Scan the data that follows and count the lines with the string "this"; answer with the count alone.

[Records about charts and figures]
++++++++++++++++++++

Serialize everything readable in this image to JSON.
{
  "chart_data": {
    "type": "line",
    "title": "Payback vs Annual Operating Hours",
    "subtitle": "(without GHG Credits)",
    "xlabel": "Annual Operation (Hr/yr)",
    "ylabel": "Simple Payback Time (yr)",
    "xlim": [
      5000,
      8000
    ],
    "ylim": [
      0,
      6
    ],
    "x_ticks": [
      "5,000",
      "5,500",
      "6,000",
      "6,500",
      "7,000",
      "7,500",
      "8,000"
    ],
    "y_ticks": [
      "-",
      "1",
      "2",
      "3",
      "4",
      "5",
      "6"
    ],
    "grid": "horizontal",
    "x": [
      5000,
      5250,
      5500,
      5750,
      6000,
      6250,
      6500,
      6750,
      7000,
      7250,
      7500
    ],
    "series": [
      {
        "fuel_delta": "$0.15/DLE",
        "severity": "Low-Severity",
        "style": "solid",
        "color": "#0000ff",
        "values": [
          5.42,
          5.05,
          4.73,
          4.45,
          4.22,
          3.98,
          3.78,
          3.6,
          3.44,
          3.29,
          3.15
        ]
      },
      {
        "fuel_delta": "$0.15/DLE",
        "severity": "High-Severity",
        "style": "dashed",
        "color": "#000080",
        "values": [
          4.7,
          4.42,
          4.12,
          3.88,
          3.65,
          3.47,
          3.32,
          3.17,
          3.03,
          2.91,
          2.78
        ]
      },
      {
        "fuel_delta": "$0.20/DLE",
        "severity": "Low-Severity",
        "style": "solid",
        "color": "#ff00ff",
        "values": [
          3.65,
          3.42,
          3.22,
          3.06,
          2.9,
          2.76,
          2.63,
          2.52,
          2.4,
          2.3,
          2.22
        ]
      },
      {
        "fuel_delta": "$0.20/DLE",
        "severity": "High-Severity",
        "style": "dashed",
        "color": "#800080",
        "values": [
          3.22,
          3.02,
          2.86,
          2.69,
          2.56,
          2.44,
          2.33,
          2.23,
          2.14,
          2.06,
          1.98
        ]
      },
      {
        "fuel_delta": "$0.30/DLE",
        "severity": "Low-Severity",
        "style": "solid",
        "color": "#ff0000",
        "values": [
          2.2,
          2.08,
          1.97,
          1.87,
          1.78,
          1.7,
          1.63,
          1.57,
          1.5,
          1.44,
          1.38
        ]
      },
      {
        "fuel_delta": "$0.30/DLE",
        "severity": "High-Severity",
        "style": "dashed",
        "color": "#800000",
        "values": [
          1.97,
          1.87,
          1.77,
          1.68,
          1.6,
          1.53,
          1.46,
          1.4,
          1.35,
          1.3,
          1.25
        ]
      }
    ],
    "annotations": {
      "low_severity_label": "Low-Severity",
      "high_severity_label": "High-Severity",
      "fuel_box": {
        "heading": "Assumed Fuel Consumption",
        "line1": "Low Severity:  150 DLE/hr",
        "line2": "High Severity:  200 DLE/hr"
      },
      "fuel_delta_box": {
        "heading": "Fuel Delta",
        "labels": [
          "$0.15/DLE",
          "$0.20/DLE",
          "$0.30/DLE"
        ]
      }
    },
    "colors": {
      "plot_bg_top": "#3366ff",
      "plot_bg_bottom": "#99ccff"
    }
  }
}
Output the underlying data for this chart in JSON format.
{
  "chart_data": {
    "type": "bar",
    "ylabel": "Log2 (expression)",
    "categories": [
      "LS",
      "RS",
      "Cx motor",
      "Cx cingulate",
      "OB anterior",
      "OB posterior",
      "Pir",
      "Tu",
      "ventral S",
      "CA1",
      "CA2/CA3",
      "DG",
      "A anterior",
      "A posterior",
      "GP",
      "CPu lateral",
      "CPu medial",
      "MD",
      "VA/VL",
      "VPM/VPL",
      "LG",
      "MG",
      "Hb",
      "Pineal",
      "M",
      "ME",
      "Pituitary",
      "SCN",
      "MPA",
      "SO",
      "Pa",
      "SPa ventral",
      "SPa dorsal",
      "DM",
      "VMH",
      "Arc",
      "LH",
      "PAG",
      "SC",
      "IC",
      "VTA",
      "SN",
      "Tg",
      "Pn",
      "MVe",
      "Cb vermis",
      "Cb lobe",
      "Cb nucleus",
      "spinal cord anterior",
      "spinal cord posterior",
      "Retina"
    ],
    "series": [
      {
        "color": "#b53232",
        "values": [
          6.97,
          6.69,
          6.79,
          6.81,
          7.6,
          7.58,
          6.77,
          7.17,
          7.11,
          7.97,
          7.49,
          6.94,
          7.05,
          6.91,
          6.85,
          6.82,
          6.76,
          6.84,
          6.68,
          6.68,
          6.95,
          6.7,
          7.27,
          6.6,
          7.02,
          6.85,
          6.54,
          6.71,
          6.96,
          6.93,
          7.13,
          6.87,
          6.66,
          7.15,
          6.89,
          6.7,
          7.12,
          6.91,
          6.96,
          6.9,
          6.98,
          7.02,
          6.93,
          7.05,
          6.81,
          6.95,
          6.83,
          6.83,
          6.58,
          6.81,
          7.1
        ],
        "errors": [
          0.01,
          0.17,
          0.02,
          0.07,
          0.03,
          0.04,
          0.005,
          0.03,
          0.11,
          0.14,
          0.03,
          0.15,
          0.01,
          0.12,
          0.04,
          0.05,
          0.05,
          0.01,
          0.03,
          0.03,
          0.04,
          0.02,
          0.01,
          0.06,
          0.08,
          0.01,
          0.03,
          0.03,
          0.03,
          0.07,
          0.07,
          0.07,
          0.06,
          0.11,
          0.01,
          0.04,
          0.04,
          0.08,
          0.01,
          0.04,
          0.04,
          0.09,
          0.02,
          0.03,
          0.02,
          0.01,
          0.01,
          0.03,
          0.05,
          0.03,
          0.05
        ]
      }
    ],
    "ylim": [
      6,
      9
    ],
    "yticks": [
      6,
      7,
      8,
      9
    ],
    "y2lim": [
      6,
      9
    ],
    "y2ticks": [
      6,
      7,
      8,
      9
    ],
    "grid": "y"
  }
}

++++++++++++++++++++

*REPLY*
2